**WORK TO COMPLETE**
Scan the data below and pick out the lines containing the word "também".

(A block of data)
====
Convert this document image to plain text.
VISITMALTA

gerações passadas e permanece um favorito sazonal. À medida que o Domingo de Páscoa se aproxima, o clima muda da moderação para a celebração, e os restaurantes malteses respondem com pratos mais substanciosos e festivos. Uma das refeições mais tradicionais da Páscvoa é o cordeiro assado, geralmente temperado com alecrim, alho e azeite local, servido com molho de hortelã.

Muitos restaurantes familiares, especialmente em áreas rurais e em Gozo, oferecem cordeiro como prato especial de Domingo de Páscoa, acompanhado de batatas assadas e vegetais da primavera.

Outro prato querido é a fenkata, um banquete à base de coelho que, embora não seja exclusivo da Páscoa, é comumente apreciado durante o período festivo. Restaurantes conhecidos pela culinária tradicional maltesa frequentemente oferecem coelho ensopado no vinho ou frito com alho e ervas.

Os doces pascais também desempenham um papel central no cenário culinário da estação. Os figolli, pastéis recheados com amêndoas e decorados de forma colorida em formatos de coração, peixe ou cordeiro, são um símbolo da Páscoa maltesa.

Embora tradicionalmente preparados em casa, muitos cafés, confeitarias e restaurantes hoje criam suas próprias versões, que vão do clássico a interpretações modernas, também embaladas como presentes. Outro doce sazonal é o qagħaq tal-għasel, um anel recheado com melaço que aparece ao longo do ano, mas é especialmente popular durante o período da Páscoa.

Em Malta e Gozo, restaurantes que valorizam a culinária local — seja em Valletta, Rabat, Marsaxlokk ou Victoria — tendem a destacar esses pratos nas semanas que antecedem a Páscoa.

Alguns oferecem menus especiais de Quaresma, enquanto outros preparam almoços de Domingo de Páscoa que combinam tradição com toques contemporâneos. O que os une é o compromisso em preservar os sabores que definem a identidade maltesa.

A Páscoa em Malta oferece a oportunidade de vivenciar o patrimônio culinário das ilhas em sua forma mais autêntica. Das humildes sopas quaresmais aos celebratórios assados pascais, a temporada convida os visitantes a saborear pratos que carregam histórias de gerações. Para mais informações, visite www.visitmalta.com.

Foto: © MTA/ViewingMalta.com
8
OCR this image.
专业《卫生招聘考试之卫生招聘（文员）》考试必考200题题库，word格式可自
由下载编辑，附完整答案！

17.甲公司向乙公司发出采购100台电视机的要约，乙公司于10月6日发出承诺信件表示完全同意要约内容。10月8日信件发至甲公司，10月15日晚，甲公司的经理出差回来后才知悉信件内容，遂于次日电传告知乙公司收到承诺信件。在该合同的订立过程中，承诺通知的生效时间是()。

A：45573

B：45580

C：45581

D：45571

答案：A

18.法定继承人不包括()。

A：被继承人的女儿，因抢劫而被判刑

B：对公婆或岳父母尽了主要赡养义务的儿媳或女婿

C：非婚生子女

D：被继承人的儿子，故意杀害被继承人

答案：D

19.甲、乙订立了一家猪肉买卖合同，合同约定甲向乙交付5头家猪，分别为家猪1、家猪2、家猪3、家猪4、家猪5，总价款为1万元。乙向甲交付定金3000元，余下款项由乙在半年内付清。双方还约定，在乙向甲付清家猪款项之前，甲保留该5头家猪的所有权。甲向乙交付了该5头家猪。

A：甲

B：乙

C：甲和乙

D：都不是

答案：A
====
**TASK RESULT**
Os doces pascais também desempenham um papel central no cenário culinário da estação. Os figolli, pastéis recheados com amêndoas e decorados de forma colorida em formatos de coração, peixe ou cordeiro, são um símbolo da Páscoa maltesa.
Embora tradicionalmente preparados em casa, muitos cafés, confeitarias e restaurantes hoje criam suas próprias versões, que vão do clássico a interpretações modernas, também embaladas como presentes. Outro doce sazonal é o qagħaq tal-għasel, um anel recheado com melaço que aparece ao longo do ano, mas é especialmente popular durante o período da Páscoa.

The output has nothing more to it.